Por favor, estenda o notebook de PySpark sobre os arquivos CSV de Digimon, seguindo a partir da última linha mostrada.

**Trecho selecionado**

********************

### Instalando e importando bibliotecas

In [1]:
!pip install pyspark



In [2]:
from pyspark.sql import SparkSession
from pyspark.sql.functions import *

### Definindo variáveis de path e nomes de arquivos dos datasets

In [3]:
input_path="C:\\Users\\Vandinho\\Documents\\Tecnologia\\Pos_BigData\\8_Analise_Spark\\infnet_projeto_hadoop\\input"
output_path="C:\\Users\\Vandinho\\Documents\\Tecnologia\\Pos_BigData\\8_Analise_Spark\\infnet_projeto_hadoop\\output"

In [4]:
digimon="Digimon.csv"
digivolutions="Digivolutions.csv"
skills="Skills.csv"
skills_by="Skills_by_Digimon.csv"

### Inicializando uma sessão do Spark

In [5]:
spark = SparkSession.builder.appName("Analise_Hadoop_PySpark").getOrCreate()

### Pré-processamento

### Digimon: Somente remover cabeçalho

In [59]:
df_digimon = spark.read \
    .option("delimiter", ";") \
    .csv(f"{input_path}\\{digimon}", header='true', inferSchema=True)

********************

**Linhas de dados**

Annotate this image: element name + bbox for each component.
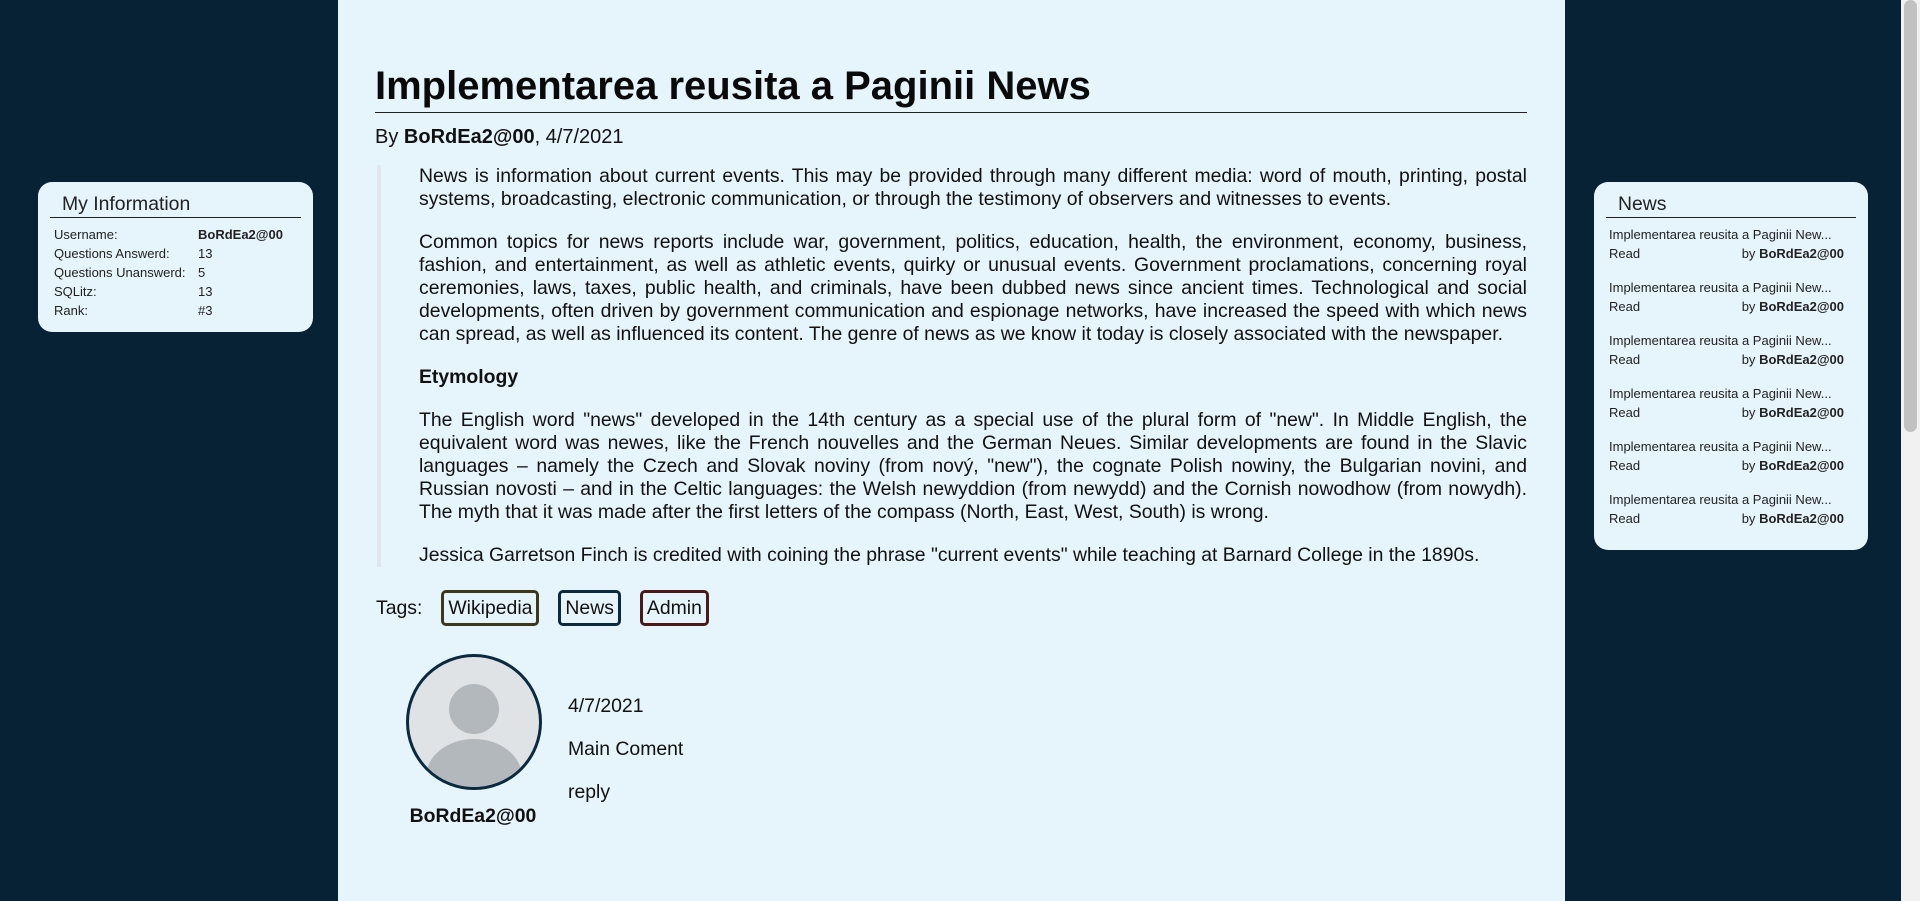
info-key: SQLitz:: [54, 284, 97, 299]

********************

**Resultado do exercício**
df_digimon = df_digimon \
    .withColumnRenamed("HP lvl 1", "HP_lvl_1") \
    .withColumnRenamed("SP lvl 1", "SP_lvl_1") \
    .withColumnRenamed("ATK lvl 1", "ATK_lvl_1") \
    .withColumnRenamed("DEF lvl 1", "DEF_lvl_1") \
    .withColumnRenamed("INT lvl 1", "INT_lvl_1") \
    .withColumnRenamed("SPD lvl 1", "SPD_lvl_1") \
    .withColumnRenamed("HP lvl 50", "HP_lvl_50") \
    .withColumnRenamed("SP lvl 50", "SP_lvl_50") \
    .withColumnRenamed("ATK lvl 50", "ATK_lvl_50") \
    .withColumnRenamed("DEF lvl 50", "DEF_lvl_50") \
    .withColumnRenamed("INT lvl 50", "INT_lvl_50") \
    .withColumnRenamed("SPD lvl 50", "SPD_lvl_50") \
    .withColumnRenamed("HP lvl 99", "HP_lvl_99") \
    .withColumnRenamed("SP lvl 99", "SP_lvl_99") \
    .withColumnRenamed("ATK lvl 99", "ATK_lvl_99") \
    .withColumnRenamed("DEF lvl 99", "DEF_lvl_99") \
    .withColumnRenamed("INT lvl 99", "INT_lvl_99") \
    .withColumnRenamed("SPD lvl 99", "SPD_lvl_99")

df_digimon.show(5)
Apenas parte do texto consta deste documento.